- **RECORDS FOR THE TASK**
::::::::
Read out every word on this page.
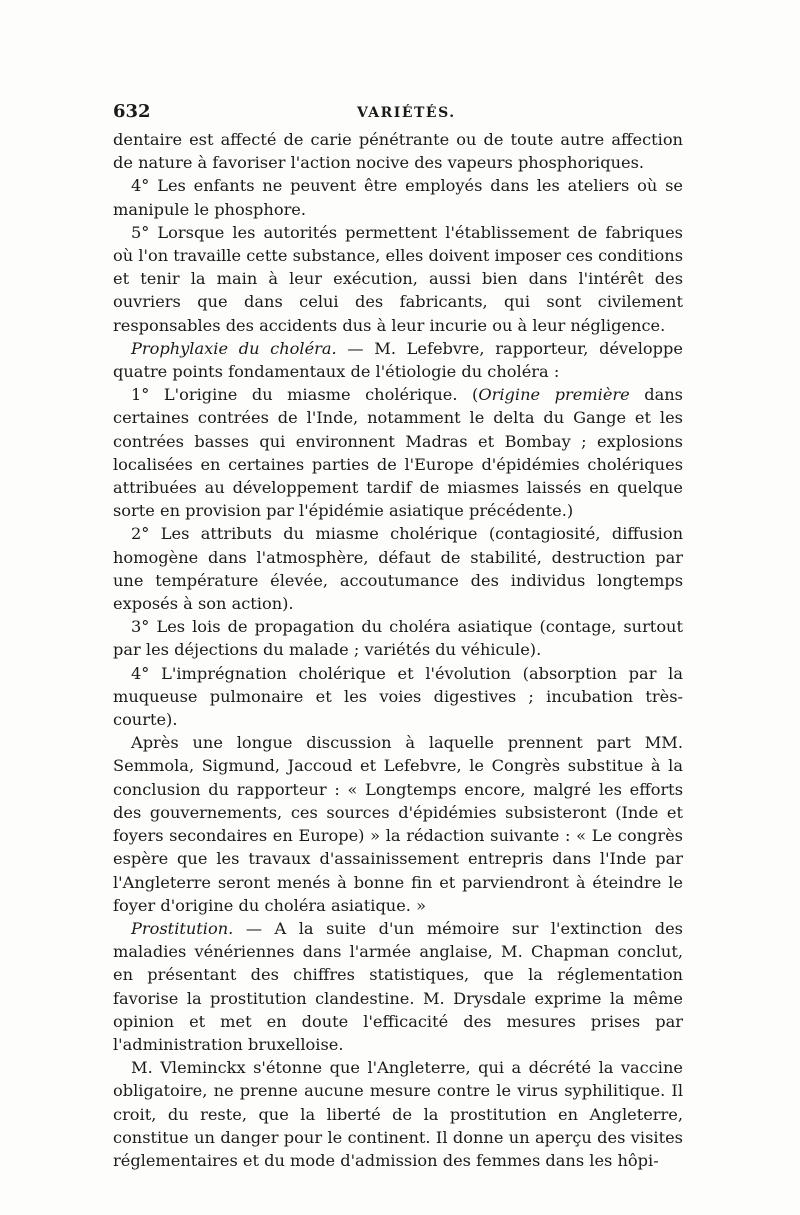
632	VARIÉTÉS.

dentaire est affecté de carie pénétrante ou de toute autre affection de nature à favoriser l'action nocive des vapeurs phosphoriques.

4° Les enfants ne peuvent être employés dans les ateliers où se manipule le phosphore.

5° Lorsque les autorités permettent l'établissement de fabriques où l'on travaille cette substance, elles doivent imposer ces conditions et tenir la main à leur exécution, aussi bien dans l'intérêt des ouvriers que dans celui des fabricants, qui sont civilement responsables des accidents dus à leur incurie ou à leur négligence.

Prophylaxie du choléra. — M. Lefebvre, rapporteur, développe quatre points fondamentaux de l'étiologie du choléra :

1° L'origine du miasme cholérique. (Origine première dans certaines contrées de l'Inde, notamment le delta du Gange et les contrées basses qui environnent Madras et Bombay ; explosions localisées en certaines parties de l'Europe d'épidémies cholériques attribuées au développement tardif de miasmes laissés en quelque sorte en provision par l'épidémie asiatique précédente.)

2° Les attributs du miasme cholérique (contagiosité, diffusion homogène dans l'atmosphère, défaut de stabilité, destruction par une température élevée, accoutumance des individus longtemps exposés à son action).

3° Les lois de propagation du choléra asiatique (contage, surtout par les déjections du malade ; variétés du véhicule).

4° L'imprégnation cholérique et l'évolution (absorption par la muqueuse pulmonaire et les voies digestives ; incubation très-courte).

Après une longue discussion à laquelle prennent part MM. Semmola, Sigmund, Jaccoud et Lefebvre, le Congrès substitue à la conclusion du rapporteur : « Longtemps encore, malgré les efforts des gouvernements, ces sources d'épidémies subsisteront (Inde et foyers secondaires en Europe) » la rédaction suivante : « Le congrès espère que les travaux d'assainissement entrepris dans l'Inde par l'Angleterre seront menés à bonne fin et parviendront à éteindre le foyer d'origine du choléra asiatique. »

Prostitution. — A la suite d'un mémoire sur l'extinction des maladies vénériennes dans l'armée anglaise, M. Chapman conclut, en présentant des chiffres statistiques, que la réglementation favorise la prostitution clandestine. M. Drysdale exprime la même opinion et met en doute l'efficacité des mesures prises par l'administration bruxelloise.

M. Vleminckx s'étonne que l'Angleterre, qui a décrété la vaccine obligatoire, ne prenne aucune mesure contre le virus syphilitique. Il croit, du reste, que la liberté de la prostitution en Angleterre, constitue un danger pour le continent. Il donne un aperçu des visites réglementaires et du mode d'admission des femmes dans les hôpi-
::::::::
- **TASK INSTRUCTIONS**
Count the lines in the records that contain the word "choléra", and give only that number.

- **RESULT**
3